Data rows:
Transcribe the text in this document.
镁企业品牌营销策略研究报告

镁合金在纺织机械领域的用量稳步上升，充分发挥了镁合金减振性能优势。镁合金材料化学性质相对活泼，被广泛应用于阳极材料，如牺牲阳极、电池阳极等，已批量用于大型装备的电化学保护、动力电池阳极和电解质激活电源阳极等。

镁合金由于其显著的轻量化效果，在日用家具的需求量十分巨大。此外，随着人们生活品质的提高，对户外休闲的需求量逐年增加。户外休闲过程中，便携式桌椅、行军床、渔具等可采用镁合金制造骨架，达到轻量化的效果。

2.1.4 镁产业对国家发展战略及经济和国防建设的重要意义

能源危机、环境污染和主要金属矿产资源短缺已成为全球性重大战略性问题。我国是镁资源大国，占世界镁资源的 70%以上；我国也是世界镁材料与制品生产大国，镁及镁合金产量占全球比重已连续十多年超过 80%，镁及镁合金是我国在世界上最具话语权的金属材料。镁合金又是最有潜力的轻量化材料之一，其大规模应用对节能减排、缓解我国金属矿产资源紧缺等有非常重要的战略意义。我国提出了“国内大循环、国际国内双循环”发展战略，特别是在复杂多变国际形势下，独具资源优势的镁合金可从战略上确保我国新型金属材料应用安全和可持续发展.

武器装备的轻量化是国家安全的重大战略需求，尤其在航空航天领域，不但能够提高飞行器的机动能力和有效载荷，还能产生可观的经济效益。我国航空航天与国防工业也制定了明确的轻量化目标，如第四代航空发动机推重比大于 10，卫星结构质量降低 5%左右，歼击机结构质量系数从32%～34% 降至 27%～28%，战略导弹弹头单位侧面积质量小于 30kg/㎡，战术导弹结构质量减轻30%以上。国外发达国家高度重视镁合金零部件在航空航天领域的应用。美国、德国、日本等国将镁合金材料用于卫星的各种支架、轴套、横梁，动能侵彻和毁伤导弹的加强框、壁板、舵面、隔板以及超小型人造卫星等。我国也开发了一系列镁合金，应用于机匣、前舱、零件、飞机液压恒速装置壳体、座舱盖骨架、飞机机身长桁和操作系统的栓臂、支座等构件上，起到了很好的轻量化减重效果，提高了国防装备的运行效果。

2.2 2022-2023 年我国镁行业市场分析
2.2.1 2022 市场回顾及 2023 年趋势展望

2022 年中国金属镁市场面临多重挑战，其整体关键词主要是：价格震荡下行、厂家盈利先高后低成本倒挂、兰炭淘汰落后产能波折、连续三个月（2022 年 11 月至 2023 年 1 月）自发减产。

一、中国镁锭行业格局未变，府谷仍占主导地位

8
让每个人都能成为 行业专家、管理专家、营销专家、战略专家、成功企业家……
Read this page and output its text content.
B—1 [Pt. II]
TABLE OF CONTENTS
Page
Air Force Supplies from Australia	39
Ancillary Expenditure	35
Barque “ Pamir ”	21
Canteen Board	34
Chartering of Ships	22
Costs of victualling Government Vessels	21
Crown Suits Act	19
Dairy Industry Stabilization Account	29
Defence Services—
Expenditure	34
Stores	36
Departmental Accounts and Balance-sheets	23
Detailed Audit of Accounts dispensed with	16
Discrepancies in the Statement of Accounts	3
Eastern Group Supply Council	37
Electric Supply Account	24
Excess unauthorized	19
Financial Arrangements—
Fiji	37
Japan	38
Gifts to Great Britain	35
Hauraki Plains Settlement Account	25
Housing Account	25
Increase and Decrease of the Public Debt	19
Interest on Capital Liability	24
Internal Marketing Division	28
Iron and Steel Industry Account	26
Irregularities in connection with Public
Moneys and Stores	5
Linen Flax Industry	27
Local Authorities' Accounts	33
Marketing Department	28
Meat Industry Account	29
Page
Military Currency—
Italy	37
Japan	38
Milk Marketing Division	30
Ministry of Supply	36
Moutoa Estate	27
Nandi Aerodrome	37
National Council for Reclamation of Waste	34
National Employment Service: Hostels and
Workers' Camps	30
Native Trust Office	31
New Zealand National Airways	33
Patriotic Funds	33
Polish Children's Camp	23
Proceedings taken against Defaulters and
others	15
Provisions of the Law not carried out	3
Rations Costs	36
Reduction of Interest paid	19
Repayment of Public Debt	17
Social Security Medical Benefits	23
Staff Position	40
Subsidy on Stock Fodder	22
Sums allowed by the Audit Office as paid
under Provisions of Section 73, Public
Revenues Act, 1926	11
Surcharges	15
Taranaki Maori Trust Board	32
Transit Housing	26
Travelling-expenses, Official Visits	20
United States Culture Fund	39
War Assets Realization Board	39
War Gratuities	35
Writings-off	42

To do:
Look for "Division" and pull out every line that has it.

Output for this task:
Internal Marketing Division	28
Milk Marketing Division	30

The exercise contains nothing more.